Transcribe the entries that follow, word for word.

*DATA FOR THE TASK*.
········

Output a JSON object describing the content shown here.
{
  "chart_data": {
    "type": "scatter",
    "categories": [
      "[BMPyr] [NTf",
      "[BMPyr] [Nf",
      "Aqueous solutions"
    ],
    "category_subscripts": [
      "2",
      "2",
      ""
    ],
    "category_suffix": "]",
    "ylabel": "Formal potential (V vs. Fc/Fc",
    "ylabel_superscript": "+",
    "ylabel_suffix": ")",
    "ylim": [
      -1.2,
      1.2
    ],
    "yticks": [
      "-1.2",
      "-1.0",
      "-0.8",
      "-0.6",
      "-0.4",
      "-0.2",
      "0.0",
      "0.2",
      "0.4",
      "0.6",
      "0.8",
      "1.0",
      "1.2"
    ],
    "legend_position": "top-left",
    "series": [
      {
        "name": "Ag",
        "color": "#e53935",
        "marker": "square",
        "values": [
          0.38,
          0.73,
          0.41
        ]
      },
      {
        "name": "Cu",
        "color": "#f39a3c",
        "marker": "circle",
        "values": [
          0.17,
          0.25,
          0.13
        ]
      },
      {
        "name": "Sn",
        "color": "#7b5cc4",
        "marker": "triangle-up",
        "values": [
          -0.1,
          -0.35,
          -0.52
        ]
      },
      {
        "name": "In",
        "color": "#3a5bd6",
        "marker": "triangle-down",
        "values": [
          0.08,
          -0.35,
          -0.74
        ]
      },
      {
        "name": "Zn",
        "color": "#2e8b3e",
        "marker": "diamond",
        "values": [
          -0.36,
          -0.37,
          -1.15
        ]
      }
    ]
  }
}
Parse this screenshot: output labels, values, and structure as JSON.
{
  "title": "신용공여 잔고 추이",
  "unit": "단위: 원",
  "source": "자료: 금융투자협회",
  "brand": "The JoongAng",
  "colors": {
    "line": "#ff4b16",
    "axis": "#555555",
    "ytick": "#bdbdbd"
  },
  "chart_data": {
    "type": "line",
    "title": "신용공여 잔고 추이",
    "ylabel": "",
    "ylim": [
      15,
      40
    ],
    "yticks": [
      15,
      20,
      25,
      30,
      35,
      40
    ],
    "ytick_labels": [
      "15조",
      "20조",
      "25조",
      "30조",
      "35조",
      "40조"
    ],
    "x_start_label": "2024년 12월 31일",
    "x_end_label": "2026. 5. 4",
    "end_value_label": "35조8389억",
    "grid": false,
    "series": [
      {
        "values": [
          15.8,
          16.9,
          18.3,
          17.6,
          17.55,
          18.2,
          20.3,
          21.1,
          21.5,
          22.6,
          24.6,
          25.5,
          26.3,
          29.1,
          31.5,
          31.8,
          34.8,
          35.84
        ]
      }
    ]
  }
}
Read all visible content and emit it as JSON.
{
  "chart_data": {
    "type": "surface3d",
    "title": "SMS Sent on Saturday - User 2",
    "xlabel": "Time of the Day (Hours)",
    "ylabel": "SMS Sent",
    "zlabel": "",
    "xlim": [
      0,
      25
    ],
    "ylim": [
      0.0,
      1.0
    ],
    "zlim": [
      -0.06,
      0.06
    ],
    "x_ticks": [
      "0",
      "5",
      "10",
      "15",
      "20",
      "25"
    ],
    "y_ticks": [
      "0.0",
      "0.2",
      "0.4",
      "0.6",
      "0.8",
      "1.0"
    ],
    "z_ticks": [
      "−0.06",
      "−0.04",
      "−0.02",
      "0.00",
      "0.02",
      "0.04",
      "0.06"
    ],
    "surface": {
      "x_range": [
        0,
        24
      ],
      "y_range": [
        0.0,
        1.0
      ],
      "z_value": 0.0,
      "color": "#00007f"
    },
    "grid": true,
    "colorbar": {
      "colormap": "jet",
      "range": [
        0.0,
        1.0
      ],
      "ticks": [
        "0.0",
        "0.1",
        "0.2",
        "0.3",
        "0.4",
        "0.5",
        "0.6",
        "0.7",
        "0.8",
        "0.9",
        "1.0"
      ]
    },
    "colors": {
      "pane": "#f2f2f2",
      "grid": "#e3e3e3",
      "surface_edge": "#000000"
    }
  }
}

········

*EXERCISE RESPONSE*.
Output a JSON object describing the content shown here.
{
  "chart_data": {
    "type": "scatter",
    "categories": [
      "[BMPyr] [NTf",
      "[BMPyr] [Nf",
      "Aqueous solutions"
    ],
    "category_subscripts": [
      "2",
      "2",
      ""
    ],
    "category_suffix": "]",
    "ylabel": "Formal potential (V vs. Fc/Fc",
    "ylabel_superscript": "+",
    "ylabel_suffix": ")",
    "ylim": [
      -1.2,
      1.2
    ],
    "yticks": [
      "-1.2",
      "-1.0",
      "-0.8",
      "-0.6",
      "-0.4",
      "-0.2",
      "0.0",
      "0.2",
      "0.4",
      "0.6",
      "0.8",
      "1.0",
      "1.2"
    ],
    "legend_position": "top-left",
    "series": [
      {
        "name": "Ag",
        "color": "#e53935",
        "marker": "square",
        "values": [
          0.38,
          0.73,
          0.41
        ]
      },
      {
        "name": "Cu",
        "color": "#f39a3c",
        "marker": "circle",
        "values": [
          0.17,
          0.25,
          0.13
        ]
      },
      {
        "name": "Sn",
        "color": "#7b5cc4",
        "marker": "triangle-up",
        "values": [
          -0.1,
          -0.35,
          -0.52
        ]
      },
      {
        "name": "In",
        "color": "#3a5bd6",
        "marker": "triangle-down",
        "values": [
          0.08,
          -0.35,
          -0.74
        ]
      },
      {
        "name": "Zn",
        "color": "#2e8b3e",
        "marker": "diamond",
        "values": [
          -0.36,
          -0.37,
          -1.15
        ]
      }
    ]
  }
}
Parse this screenshot: output labels, values, and structure as JSON.
{
  "title": "신용공여 잔고 추이",
  "unit": "단위: 원",
  "source": "자료: 금융투자협회",
  "brand": "The JoongAng",
  "colors": {
    "line": "#ff4b16",
    "axis": "#555555",
    "ytick": "#bdbdbd"
  },
  "chart_data": {
    "type": "line",
    "title": "신용공여 잔고 추이",
    "ylabel": "",
    "ylim": [
      15,
      40
    ],
    "yticks": [
      15,
      20,
      25,
      30,
      35,
      40
    ],
    "ytick_labels": [
      "15조",
      "20조",
      "25조",
      "30조",
      "35조",
      "40조"
    ],
    "x_start_label": "2024년 12월 31일",
    "x_end_label": "2026. 5. 4",
    "end_value_label": "35조8389억",
    "grid": false,
    "series": [
      {
        "values": [
          15.8,
          16.9,
          18.3,
          17.6,
          17.55,
          18.2,
          20.3,
          21.1,
          21.5,
          22.6,
          24.6,
          25.5,
          26.3,
          29.1,
          31.5,
          31.8,
          34.8,
          35.84
        ]
      }
    ]
  }
}
Read all visible content and emit it as JSON.
{
  "chart_data": {
    "type": "surface3d",
    "title": "SMS Sent on Saturday - User 2",
    "xlabel": "Time of the Day (Hours)",
    "ylabel": "SMS Sent",
    "zlabel": "",
    "xlim": [
      0,
      25
    ],
    "ylim": [
      0.0,
      1.0
    ],
    "zlim": [
      -0.06,
      0.06
    ],
    "x_ticks": [
      "0",
      "5",
      "10",
      "15",
      "20",
      "25"
    ],
    "y_ticks": [
      "0.0",
      "0.2",
      "0.4",
      "0.6",
      "0.8",
      "1.0"
    ],
    "z_ticks": [
      "−0.06",
      "−0.04",
      "−0.02",
      "0.00",
      "0.02",
      "0.04",
      "0.06"
    ],
    "surface": {
      "x_range": [
        0,
        24
      ],
      "y_range": [
        0.0,
        1.0
      ],
      "z_value": 0.0,
      "color": "#00007f"
    },
    "grid": true,
    "colorbar": {
      "colormap": "jet",
      "range": [
        0.0,
        1.0
      ],
      "ticks": [
        "0.0",
        "0.1",
        "0.2",
        "0.3",
        "0.4",
        "0.5",
        "0.6",
        "0.7",
        "0.8",
        "0.9",
        "1.0"
      ]
    },
    "colors": {
      "pane": "#f2f2f2",
      "grid": "#e3e3e3",
      "surface_edge": "#000000"
    }
  }
}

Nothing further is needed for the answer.